• _WHAT NEEDS TO BE DONE_: Find and return each line containing "Applications".

• _DATASET CONTENT_:
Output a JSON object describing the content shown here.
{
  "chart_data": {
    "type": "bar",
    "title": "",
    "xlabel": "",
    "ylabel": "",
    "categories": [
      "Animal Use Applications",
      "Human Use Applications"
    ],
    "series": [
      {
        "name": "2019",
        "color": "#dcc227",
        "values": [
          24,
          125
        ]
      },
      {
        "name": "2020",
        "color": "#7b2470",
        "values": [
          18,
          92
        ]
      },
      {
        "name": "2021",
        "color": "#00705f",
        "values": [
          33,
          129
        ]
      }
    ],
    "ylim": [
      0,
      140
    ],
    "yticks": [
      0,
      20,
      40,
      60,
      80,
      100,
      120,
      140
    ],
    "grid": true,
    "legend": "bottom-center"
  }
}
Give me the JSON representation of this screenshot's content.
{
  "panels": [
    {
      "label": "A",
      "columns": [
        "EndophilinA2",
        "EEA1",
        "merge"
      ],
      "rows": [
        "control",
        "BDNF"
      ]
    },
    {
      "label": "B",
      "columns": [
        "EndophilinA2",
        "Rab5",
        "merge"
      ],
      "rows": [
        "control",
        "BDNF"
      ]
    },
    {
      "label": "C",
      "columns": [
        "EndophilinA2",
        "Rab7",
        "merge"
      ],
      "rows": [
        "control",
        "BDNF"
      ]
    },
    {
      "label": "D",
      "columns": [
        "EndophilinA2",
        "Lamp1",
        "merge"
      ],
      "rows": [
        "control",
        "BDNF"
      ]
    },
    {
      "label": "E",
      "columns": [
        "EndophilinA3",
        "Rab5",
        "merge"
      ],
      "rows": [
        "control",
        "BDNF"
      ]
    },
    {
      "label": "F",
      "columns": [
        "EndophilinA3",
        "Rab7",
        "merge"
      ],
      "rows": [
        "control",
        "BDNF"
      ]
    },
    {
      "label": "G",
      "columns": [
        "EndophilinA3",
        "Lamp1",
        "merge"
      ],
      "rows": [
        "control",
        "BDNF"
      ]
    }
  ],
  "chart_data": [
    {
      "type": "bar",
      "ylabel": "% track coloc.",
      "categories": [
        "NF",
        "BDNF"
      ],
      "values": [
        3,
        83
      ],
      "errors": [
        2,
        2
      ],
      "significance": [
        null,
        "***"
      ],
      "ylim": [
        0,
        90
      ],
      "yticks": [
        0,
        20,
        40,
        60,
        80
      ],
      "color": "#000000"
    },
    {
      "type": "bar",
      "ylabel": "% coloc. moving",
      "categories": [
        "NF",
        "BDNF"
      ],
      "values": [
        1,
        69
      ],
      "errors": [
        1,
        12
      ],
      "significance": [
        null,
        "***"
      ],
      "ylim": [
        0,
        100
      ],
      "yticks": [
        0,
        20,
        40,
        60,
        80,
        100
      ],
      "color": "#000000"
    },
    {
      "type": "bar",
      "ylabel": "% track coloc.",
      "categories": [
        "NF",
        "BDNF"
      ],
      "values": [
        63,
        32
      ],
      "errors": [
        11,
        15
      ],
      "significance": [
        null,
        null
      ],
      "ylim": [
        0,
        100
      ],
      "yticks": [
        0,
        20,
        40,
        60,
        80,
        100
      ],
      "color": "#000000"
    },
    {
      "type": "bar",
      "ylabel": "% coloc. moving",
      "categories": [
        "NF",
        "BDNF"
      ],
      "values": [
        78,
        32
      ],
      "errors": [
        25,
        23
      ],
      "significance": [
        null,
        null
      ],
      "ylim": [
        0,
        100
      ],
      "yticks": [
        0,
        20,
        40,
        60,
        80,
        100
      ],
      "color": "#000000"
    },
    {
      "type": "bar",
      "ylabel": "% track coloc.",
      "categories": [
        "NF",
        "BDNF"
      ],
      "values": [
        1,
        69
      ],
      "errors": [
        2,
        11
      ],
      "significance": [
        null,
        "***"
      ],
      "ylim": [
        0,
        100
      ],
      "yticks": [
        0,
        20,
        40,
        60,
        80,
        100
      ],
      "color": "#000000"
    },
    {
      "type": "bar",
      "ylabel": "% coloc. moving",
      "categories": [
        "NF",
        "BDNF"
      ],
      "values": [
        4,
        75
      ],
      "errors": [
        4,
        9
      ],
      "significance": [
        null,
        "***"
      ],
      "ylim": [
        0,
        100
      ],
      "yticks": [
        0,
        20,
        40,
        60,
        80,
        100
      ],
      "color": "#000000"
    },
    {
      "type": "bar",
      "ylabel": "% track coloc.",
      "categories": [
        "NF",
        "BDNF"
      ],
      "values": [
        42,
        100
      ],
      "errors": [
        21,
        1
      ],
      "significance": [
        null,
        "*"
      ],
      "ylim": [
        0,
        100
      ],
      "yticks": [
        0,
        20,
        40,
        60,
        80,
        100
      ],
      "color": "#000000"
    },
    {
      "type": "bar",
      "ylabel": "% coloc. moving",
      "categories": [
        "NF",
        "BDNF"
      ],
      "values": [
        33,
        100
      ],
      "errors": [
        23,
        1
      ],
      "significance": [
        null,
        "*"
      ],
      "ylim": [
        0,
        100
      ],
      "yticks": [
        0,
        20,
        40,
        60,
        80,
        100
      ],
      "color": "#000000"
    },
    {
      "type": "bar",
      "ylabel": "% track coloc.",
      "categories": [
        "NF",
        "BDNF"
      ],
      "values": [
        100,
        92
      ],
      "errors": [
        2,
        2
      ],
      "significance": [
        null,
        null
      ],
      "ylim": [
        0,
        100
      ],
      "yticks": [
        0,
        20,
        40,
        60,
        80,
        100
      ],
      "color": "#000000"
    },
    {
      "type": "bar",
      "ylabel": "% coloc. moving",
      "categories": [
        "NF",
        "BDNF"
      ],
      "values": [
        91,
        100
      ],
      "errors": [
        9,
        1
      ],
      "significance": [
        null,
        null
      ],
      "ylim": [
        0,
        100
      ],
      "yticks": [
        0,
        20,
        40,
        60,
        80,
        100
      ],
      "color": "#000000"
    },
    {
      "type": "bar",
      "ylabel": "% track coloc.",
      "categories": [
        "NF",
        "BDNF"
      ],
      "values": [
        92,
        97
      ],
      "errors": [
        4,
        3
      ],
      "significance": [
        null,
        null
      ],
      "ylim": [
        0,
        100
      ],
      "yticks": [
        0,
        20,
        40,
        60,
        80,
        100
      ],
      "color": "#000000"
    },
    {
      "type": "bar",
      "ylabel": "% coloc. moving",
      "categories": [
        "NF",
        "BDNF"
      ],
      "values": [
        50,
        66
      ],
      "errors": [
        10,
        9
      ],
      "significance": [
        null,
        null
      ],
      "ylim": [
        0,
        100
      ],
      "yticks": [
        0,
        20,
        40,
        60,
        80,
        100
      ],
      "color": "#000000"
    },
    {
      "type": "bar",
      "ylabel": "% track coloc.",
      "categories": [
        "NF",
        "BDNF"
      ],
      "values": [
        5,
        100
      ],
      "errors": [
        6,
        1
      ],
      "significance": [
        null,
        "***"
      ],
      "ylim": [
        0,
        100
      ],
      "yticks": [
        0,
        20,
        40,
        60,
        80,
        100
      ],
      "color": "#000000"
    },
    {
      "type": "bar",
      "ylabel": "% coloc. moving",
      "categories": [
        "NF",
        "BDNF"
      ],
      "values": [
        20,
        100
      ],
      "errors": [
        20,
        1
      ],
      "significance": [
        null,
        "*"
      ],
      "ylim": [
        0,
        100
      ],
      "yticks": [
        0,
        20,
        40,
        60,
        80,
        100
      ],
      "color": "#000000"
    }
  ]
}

• _WRITTEN SOLUTION_:
      "Animal Use Applications",
      "Human Use Applications"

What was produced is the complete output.